An exact reproduction of all the entries below is required.

__Task input__:
.....

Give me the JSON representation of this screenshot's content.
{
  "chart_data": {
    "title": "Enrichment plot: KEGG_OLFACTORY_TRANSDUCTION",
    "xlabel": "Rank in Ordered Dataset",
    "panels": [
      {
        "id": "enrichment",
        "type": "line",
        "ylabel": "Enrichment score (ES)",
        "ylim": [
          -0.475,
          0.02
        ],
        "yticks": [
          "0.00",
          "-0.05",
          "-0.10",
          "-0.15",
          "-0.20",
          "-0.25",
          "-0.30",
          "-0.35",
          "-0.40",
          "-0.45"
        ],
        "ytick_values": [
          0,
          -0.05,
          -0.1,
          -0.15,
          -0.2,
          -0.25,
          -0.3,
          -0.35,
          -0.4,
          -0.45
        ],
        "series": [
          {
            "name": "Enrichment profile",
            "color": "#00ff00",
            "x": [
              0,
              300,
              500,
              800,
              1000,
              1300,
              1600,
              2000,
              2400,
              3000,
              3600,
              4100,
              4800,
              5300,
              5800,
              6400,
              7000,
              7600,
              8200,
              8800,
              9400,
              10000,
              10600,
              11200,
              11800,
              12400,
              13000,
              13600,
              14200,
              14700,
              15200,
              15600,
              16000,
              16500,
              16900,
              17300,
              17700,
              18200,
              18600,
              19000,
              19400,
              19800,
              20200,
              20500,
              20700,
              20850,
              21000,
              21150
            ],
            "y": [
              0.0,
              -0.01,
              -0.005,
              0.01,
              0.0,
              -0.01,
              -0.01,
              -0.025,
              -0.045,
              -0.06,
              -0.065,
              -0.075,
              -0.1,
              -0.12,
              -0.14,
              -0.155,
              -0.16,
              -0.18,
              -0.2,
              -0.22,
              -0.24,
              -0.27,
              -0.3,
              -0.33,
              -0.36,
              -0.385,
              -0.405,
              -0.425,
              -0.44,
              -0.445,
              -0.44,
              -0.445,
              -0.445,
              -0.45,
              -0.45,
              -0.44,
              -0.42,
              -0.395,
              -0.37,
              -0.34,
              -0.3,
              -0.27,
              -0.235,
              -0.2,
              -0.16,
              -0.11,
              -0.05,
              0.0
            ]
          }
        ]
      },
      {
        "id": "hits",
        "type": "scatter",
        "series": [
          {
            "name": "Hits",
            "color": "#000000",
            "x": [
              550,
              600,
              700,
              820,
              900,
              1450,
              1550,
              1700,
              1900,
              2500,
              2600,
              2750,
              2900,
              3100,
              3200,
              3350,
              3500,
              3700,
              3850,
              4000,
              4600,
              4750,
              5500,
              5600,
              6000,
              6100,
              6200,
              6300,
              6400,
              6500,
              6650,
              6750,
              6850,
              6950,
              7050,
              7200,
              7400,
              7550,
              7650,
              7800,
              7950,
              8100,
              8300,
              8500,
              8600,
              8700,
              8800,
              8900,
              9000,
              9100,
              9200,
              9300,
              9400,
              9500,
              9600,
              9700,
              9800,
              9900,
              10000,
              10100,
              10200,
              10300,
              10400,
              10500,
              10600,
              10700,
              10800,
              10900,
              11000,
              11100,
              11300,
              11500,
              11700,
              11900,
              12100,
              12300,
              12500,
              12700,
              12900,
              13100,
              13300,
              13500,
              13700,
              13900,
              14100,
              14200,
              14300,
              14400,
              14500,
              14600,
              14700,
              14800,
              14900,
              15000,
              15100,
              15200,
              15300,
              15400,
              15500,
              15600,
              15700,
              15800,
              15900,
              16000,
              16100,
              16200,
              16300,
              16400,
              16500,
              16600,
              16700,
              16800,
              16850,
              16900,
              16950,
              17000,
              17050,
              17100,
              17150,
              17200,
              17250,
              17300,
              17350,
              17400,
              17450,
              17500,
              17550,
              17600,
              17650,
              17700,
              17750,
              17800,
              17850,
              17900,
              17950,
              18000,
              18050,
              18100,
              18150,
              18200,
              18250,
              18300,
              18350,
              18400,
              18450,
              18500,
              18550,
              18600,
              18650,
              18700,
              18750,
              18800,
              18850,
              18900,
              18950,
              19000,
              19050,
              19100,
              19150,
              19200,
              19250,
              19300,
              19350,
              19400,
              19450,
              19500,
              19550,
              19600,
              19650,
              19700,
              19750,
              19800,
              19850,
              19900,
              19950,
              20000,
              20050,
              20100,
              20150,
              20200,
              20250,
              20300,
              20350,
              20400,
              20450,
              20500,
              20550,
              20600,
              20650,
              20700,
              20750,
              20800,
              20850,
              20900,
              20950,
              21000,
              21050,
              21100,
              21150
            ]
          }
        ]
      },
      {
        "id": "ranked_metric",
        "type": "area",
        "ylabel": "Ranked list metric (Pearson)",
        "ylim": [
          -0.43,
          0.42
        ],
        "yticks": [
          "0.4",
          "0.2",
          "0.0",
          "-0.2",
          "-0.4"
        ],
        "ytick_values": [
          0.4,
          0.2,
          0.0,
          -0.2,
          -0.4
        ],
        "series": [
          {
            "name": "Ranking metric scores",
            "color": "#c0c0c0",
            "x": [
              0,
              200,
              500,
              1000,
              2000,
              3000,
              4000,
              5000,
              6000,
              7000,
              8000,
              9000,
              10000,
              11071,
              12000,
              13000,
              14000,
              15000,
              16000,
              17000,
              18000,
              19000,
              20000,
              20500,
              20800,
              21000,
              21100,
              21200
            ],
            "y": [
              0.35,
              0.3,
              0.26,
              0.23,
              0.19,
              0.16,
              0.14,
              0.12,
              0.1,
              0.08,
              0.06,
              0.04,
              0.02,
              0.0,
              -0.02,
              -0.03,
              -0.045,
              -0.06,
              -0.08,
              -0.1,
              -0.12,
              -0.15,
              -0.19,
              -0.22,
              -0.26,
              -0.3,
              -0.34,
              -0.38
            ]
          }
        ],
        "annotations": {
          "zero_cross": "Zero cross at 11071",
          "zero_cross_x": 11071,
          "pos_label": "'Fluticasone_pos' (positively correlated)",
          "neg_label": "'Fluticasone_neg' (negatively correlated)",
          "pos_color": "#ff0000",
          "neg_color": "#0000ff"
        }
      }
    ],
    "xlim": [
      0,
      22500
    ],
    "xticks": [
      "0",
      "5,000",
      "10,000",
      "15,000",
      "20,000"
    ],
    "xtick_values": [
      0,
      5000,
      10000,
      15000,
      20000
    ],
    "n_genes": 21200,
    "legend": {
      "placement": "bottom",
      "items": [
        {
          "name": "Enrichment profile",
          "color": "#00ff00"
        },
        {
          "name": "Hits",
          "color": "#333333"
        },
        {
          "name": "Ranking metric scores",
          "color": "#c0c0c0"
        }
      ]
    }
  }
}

.....

__Solution to the problem__:
Give me the JSON representation of this screenshot's content.
{
  "chart_data": {
    "title": "Enrichment plot: KEGG_OLFACTORY_TRANSDUCTION",
    "xlabel": "Rank in Ordered Dataset",
    "panels": [
      {
        "id": "enrichment",
        "type": "line",
        "ylabel": "Enrichment score (ES)",
        "ylim": [
          -0.475,
          0.02
        ],
        "yticks": [
          "0.00",
          "-0.05",
          "-0.10",
          "-0.15",
          "-0.20",
          "-0.25",
          "-0.30",
          "-0.35",
          "-0.40",
          "-0.45"
        ],
        "ytick_values": [
          0,
          -0.05,
          -0.1,
          -0.15,
          -0.2,
          -0.25,
          -0.3,
          -0.35,
          -0.4,
          -0.45
        ],
        "series": [
          {
            "name": "Enrichment profile",
            "color": "#00ff00",
            "x": [
              0,
              300,
              500,
              800,
              1000,
              1300,
              1600,
              2000,
              2400,
              3000,
              3600,
              4100,
              4800,
              5300,
              5800,
              6400,
              7000,
              7600,
              8200,
              8800,
              9400,
              10000,
              10600,
              11200,
              11800,
              12400,
              13000,
              13600,
              14200,
              14700,
              15200,
              15600,
              16000,
              16500,
              16900,
              17300,
              17700,
              18200,
              18600,
              19000,
              19400,
              19800,
              20200,
              20500,
              20700,
              20850,
              21000,
              21150
            ],
            "y": [
              0.0,
              -0.01,
              -0.005,
              0.01,
              0.0,
              -0.01,
              -0.01,
              -0.025,
              -0.045,
              -0.06,
              -0.065,
              -0.075,
              -0.1,
              -0.12,
              -0.14,
              -0.155,
              -0.16,
              -0.18,
              -0.2,
              -0.22,
              -0.24,
              -0.27,
              -0.3,
              -0.33,
              -0.36,
              -0.385,
              -0.405,
              -0.425,
              -0.44,
              -0.445,
              -0.44,
              -0.445,
              -0.445,
              -0.45,
              -0.45,
              -0.44,
              -0.42,
              -0.395,
              -0.37,
              -0.34,
              -0.3,
              -0.27,
              -0.235,
              -0.2,
              -0.16,
              -0.11,
              -0.05,
              0.0
            ]
          }
        ]
      },
      {
        "id": "hits",
        "type": "scatter",
        "series": [
          {
            "name": "Hits",
            "color": "#000000",
            "x": [
              550,
              600,
              700,
              820,
              900,
              1450,
              1550,
              1700,
              1900,
              2500,
              2600,
              2750,
              2900,
              3100,
              3200,
              3350,
              3500,
              3700,
              3850,
              4000,
              4600,
              4750,
              5500,
              5600,
              6000,
              6100,
              6200,
              6300,
              6400,
              6500,
              6650,
              6750,
              6850,
              6950,
              7050,
              7200,
              7400,
              7550,
              7650,
              7800,
              7950,
              8100,
              8300,
              8500,
              8600,
              8700,
              8800,
              8900,
              9000,
              9100,
              9200,
              9300,
              9400,
              9500,
              9600,
              9700,
              9800,
              9900,
              10000,
              10100,
              10200,
              10300,
              10400,
              10500,
              10600,
              10700,
              10800,
              10900,
              11000,
              11100,
              11300,
              11500,
              11700,
              11900,
              12100,
              12300,
              12500,
              12700,
              12900,
              13100,
              13300,
              13500,
              13700,
              13900,
              14100,
              14200,
              14300,
              14400,
              14500,
              14600,
              14700,
              14800,
              14900,
              15000,
              15100,
              15200,
              15300,
              15400,
              15500,
              15600,
              15700,
              15800,
              15900,
              16000,
              16100,
              16200,
              16300,
              16400,
              16500,
              16600,
              16700,
              16800,
              16850,
              16900,
              16950,
              17000,
              17050,
              17100,
              17150,
              17200,
              17250,
              17300,
              17350,
              17400,
              17450,
              17500,
              17550,
              17600,
              17650,
              17700,
              17750,
              17800,
              17850,
              17900,
              17950,
              18000,
              18050,
              18100,
              18150,
              18200,
              18250,
              18300,
              18350,
              18400,
              18450,
              18500,
              18550,
              18600,
              18650,
              18700,
              18750,
              18800,
              18850,
              18900,
              18950,
              19000,
              19050,
              19100,
              19150,
              19200,
              19250,
              19300,
              19350,
              19400,
              19450,
              19500,
              19550,
              19600,
              19650,
              19700,
              19750,
              19800,
              19850,
              19900,
              19950,
              20000,
              20050,
              20100,
              20150,
              20200,
              20250,
              20300,
              20350,
              20400,
              20450,
              20500,
              20550,
              20600,
              20650,
              20700,
              20750,
              20800,
              20850,
              20900,
              20950,
              21000,
              21050,
              21100,
              21150
            ]
          }
        ]
      },
      {
        "id": "ranked_metric",
        "type": "area",
        "ylabel": "Ranked list metric (Pearson)",
        "ylim": [
          -0.43,
          0.42
        ],
        "yticks": [
          "0.4",
          "0.2",
          "0.0",
          "-0.2",
          "-0.4"
        ],
        "ytick_values": [
          0.4,
          0.2,
          0.0,
          -0.2,
          -0.4
        ],
        "series": [
          {
            "name": "Ranking metric scores",
            "color": "#c0c0c0",
            "x": [
              0,
              200,
              500,
              1000,
              2000,
              3000,
              4000,
              5000,
              6000,
              7000,
              8000,
              9000,
              10000,
              11071,
              12000,
              13000,
              14000,
              15000,
              16000,
              17000,
              18000,
              19000,
              20000,
              20500,
              20800,
              21000,
              21100,
              21200
            ],
            "y": [
              0.35,
              0.3,
              0.26,
              0.23,
              0.19,
              0.16,
              0.14,
              0.12,
              0.1,
              0.08,
              0.06,
              0.04,
              0.02,
              0.0,
              -0.02,
              -0.03,
              -0.045,
              -0.06,
              -0.08,
              -0.1,
              -0.12,
              -0.15,
              -0.19,
              -0.22,
              -0.26,
              -0.3,
              -0.34,
              -0.38
            ]
          }
        ],
        "annotations": {
          "zero_cross": "Zero cross at 11071",
          "zero_cross_x": 11071,
          "pos_label": "'Fluticasone_pos' (positively correlated)",
          "neg_label": "'Fluticasone_neg' (negatively correlated)",
          "pos_color": "#ff0000",
          "neg_color": "#0000ff"
        }
      }
    ],
    "xlim": [
      0,
      22500
    ],
    "xticks": [
      "0",
      "5,000",
      "10,000",
      "15,000",
      "20,000"
    ],
    "xtick_values": [
      0,
      5000,
      10000,
      15000,
      20000
    ],
    "n_genes": 21200,
    "legend": {
      "placement": "bottom",
      "items": [
        {
          "name": "Enrichment profile",
          "color": "#00ff00"
        },
        {
          "name": "Hits",
          "color": "#333333"
        },
        {
          "name": "Ranking metric scores",
          "color": "#c0c0c0"
        }
      ]
    }
  }
}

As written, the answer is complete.